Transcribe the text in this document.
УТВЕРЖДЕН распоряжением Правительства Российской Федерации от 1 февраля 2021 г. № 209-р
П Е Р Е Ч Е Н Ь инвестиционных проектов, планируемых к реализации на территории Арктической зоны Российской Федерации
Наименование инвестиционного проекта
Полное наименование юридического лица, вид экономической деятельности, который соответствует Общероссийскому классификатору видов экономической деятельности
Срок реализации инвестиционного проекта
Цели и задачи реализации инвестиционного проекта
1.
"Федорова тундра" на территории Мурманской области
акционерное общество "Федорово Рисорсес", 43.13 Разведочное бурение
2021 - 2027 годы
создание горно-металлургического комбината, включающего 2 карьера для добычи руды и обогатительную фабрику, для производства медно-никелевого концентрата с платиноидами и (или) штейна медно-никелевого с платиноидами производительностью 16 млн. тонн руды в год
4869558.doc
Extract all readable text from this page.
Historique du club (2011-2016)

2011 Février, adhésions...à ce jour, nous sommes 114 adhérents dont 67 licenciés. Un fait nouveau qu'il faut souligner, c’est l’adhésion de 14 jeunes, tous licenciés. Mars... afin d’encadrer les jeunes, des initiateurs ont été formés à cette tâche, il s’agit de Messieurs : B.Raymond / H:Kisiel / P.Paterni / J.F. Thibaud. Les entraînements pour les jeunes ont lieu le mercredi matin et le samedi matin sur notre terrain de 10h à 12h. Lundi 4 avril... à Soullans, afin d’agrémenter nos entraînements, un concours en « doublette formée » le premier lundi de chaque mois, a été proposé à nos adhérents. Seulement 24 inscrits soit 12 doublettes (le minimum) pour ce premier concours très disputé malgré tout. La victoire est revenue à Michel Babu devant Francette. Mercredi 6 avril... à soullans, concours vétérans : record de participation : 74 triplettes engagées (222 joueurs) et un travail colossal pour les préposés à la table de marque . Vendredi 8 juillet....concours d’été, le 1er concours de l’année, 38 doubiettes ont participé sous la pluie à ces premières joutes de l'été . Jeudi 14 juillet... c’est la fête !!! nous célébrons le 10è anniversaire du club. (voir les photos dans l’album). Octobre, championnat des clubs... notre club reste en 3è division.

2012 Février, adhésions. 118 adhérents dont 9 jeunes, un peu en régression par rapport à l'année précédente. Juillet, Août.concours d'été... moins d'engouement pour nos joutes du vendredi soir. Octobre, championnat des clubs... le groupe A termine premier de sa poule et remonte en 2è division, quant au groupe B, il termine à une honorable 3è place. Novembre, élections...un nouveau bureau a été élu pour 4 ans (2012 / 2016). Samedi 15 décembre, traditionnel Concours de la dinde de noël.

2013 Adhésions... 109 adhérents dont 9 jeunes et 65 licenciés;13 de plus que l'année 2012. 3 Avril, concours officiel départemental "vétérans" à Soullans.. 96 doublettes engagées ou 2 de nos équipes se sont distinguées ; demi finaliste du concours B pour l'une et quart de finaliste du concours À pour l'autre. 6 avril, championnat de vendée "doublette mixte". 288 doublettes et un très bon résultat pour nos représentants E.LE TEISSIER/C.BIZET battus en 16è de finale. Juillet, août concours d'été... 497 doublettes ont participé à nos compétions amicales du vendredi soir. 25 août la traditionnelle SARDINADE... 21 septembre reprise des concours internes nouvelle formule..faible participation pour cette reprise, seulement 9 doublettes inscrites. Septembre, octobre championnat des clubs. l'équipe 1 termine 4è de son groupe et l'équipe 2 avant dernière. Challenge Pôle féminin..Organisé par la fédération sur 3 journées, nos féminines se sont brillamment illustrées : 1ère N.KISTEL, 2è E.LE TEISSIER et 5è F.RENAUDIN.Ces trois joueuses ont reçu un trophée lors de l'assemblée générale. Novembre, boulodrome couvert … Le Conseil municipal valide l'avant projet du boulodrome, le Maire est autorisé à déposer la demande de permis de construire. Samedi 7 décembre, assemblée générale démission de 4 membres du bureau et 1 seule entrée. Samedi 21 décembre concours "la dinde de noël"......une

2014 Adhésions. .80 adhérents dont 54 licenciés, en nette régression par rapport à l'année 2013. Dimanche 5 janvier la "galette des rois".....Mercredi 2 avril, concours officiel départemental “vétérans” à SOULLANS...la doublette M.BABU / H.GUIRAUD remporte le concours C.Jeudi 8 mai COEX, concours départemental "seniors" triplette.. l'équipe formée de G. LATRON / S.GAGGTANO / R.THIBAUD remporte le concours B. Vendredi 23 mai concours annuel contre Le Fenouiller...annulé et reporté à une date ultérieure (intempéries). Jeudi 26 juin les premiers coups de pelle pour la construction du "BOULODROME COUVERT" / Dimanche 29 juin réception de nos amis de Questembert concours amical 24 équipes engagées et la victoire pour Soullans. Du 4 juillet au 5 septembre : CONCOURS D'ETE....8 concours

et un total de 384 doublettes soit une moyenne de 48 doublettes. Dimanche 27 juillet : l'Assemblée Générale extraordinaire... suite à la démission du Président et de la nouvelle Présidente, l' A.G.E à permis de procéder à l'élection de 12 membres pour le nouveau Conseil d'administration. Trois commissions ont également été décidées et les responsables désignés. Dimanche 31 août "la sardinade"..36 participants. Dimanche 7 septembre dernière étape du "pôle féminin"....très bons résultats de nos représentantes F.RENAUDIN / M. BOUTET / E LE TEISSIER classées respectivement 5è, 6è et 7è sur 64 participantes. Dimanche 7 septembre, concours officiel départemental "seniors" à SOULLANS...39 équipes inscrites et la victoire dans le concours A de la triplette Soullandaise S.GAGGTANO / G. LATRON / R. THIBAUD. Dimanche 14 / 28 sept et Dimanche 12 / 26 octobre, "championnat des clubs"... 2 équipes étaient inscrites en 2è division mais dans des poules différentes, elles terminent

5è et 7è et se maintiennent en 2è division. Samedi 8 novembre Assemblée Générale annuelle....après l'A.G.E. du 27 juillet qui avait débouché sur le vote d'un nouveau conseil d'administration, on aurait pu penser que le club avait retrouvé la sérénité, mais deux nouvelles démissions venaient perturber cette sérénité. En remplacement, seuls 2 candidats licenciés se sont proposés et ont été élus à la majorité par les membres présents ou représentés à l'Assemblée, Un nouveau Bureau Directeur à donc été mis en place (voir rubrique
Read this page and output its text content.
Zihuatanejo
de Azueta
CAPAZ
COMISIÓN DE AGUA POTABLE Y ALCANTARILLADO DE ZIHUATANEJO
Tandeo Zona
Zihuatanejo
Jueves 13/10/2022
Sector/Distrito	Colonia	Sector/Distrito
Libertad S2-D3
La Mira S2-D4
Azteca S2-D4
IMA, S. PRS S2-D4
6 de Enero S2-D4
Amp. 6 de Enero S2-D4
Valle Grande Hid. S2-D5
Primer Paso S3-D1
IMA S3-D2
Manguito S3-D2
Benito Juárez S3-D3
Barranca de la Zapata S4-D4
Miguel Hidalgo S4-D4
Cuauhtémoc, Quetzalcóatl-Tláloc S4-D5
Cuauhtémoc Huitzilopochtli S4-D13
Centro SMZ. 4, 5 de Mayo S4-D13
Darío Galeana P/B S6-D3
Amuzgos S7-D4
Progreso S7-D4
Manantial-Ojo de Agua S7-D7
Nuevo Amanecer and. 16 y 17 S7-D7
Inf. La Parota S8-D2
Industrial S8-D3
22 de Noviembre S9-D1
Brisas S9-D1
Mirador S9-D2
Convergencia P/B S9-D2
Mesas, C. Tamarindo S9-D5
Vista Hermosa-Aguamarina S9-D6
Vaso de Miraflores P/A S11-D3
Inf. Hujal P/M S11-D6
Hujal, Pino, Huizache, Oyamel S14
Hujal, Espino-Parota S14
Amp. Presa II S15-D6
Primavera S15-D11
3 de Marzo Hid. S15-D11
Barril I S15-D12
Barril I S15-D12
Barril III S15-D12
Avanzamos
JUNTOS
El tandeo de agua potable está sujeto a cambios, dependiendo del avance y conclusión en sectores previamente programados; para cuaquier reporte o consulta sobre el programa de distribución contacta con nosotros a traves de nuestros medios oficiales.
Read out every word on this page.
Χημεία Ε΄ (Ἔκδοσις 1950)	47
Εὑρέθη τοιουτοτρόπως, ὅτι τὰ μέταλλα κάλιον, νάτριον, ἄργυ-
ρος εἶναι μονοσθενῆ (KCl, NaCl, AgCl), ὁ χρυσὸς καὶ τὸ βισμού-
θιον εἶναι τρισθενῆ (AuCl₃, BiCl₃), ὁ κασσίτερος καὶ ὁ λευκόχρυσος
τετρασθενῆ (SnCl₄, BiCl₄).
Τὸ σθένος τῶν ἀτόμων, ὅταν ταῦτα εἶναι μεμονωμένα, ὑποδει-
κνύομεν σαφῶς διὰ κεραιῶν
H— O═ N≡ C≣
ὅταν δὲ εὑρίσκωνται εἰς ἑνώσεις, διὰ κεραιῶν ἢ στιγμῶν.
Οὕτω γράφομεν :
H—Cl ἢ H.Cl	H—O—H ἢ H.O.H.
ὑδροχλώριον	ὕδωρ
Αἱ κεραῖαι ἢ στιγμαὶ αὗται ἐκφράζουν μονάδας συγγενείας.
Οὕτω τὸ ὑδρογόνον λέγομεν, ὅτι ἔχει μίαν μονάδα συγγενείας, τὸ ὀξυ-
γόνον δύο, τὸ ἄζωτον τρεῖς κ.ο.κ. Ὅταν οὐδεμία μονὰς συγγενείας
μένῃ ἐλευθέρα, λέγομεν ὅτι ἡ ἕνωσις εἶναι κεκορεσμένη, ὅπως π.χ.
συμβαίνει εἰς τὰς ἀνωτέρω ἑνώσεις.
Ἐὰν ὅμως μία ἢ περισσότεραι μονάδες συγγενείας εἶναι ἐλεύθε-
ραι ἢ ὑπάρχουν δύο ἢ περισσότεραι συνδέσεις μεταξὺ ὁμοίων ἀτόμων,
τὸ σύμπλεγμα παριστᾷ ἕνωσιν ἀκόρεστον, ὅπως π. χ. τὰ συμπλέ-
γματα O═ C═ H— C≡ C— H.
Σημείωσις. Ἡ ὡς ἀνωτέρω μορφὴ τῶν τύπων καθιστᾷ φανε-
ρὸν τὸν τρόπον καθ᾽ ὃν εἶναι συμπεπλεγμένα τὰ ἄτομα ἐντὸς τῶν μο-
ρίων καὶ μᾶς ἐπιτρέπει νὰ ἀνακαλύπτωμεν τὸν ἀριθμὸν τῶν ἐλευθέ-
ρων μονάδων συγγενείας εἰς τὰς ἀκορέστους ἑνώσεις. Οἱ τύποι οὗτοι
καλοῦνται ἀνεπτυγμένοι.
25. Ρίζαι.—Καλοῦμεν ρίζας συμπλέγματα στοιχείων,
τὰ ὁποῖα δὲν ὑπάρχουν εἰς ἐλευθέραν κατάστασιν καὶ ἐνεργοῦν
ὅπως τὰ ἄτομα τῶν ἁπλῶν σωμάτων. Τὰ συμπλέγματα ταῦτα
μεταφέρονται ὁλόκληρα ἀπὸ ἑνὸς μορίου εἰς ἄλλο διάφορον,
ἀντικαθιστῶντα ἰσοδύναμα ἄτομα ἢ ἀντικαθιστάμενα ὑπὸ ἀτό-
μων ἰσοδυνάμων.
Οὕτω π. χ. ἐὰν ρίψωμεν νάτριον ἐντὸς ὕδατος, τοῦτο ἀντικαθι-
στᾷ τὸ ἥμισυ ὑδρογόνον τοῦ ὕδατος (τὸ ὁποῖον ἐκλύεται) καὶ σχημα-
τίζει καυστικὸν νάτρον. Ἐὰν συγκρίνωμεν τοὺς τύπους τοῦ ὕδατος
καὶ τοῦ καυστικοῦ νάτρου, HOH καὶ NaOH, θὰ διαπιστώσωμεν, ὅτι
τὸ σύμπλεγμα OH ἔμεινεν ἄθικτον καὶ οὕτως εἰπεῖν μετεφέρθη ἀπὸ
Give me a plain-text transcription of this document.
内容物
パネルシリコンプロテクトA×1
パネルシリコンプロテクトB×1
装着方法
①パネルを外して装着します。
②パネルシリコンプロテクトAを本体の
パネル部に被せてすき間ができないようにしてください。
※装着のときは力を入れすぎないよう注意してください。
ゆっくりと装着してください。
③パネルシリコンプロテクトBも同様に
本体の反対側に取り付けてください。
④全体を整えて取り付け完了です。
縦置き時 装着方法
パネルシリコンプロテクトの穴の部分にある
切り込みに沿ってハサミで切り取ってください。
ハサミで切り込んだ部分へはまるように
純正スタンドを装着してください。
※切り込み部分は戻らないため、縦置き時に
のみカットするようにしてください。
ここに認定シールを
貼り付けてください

#### Work to do:
Copy each line above that contains the string "page".

#### Final result:
Extract all readable text from this page.
Read this page and output its text content.
Read out every word on this page.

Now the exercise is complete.